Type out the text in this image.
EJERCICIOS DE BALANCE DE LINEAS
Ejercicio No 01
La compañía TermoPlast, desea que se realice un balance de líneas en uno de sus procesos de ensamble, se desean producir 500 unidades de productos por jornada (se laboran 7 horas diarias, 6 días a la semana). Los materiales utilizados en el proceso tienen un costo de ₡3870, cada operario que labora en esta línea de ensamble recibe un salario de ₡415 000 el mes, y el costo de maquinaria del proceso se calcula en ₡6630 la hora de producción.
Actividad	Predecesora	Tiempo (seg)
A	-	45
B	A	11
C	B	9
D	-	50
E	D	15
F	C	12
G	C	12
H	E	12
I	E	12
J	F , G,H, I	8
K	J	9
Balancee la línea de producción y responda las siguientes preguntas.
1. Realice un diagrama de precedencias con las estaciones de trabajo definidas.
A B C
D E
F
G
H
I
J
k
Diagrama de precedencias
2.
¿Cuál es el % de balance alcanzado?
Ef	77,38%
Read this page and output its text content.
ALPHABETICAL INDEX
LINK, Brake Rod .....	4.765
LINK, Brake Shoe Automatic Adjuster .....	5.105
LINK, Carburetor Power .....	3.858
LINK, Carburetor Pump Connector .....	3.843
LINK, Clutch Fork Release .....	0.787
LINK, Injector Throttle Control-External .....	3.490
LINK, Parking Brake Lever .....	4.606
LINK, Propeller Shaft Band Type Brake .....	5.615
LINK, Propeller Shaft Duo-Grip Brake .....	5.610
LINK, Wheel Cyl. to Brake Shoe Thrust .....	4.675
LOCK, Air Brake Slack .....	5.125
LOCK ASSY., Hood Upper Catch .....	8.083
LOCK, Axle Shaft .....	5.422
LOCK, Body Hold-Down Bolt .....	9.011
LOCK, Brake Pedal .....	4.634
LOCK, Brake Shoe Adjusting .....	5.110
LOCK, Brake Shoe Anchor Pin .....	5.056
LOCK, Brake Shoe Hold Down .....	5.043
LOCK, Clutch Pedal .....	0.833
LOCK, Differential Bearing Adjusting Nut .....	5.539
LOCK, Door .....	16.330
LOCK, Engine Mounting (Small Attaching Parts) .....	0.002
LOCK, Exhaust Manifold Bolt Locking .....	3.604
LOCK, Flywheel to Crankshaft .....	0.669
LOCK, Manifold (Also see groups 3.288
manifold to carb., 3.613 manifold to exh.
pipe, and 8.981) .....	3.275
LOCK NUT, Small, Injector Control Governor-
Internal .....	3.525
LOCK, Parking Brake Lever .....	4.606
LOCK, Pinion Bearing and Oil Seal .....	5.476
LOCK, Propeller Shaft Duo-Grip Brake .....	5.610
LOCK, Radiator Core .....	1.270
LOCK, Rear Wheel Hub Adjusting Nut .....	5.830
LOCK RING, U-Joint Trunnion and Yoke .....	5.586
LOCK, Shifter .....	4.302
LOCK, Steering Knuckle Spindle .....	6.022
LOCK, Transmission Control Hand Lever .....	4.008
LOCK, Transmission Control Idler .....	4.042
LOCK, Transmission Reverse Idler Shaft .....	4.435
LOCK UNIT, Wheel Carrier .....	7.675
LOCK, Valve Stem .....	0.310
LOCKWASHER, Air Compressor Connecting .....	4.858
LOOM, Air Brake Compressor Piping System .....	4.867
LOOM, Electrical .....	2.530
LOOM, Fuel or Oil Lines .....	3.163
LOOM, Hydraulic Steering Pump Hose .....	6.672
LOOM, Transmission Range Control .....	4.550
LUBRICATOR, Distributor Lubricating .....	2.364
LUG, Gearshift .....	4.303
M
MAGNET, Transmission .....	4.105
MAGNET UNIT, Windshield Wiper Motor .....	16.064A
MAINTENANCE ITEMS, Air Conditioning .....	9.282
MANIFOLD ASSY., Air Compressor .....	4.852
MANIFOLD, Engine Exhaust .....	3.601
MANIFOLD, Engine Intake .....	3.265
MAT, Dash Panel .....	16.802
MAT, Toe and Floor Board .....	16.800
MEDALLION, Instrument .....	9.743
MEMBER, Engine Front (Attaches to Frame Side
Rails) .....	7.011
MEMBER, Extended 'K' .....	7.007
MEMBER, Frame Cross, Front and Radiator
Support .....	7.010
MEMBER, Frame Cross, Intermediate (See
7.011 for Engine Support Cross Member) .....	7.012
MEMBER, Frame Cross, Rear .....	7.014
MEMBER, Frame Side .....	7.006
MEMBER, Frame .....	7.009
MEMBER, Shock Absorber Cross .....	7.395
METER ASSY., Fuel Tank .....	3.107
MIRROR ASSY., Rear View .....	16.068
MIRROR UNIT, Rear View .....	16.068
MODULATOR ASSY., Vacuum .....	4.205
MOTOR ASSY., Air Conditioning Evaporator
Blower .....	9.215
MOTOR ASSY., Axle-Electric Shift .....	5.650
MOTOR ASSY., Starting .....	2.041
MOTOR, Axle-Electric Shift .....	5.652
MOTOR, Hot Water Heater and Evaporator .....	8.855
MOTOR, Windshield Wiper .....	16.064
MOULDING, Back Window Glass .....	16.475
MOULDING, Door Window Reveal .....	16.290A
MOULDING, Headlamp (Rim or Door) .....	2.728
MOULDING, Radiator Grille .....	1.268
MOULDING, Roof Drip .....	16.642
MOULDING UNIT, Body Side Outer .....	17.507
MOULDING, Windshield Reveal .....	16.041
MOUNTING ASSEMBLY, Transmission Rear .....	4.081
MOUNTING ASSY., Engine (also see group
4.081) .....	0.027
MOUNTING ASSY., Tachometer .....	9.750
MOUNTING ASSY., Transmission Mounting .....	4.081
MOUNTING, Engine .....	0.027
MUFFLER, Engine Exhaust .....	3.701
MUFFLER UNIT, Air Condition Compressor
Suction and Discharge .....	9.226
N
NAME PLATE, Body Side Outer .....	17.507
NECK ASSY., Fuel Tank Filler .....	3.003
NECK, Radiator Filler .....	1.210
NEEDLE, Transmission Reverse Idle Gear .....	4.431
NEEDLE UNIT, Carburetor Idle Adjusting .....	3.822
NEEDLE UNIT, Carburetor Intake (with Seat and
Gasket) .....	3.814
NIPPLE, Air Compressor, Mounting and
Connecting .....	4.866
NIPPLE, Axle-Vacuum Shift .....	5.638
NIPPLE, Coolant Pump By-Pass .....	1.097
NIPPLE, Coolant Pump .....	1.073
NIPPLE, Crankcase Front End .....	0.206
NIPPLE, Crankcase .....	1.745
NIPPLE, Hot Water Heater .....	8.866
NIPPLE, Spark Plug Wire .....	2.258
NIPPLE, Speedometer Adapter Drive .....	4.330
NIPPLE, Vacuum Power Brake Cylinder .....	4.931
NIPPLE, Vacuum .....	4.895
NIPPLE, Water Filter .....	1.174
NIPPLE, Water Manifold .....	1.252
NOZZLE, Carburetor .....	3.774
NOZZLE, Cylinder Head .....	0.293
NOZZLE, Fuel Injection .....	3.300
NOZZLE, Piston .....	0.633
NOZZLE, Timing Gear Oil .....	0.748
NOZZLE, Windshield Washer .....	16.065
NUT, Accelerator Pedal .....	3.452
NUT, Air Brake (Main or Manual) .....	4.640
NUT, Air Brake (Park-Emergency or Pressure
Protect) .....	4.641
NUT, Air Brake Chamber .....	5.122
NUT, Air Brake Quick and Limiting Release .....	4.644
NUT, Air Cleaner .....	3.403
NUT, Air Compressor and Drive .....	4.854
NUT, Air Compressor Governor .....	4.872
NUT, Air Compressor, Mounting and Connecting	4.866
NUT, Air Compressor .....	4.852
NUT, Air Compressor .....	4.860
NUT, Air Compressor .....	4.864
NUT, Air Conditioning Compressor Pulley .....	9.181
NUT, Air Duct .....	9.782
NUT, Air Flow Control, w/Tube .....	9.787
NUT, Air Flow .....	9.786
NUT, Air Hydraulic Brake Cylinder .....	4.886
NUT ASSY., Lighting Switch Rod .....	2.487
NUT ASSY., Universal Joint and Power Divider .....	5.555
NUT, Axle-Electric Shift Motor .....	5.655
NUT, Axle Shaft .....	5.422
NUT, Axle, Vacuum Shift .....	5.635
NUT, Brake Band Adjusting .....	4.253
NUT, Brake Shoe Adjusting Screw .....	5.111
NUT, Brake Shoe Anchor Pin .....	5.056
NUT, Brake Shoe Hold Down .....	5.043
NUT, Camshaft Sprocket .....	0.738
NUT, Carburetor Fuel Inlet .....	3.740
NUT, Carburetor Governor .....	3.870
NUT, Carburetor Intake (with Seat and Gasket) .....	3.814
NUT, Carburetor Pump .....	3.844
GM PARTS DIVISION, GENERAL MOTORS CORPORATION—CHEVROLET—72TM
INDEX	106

● **DESCRIPTION OF THE TASK**:
Scan the material and collect every line that contains "Flow".

● **COMPLETE ANSWER**:
NUT, Air Flow Control, w/Tube .....	9.787
NUT, Air Flow .....	9.786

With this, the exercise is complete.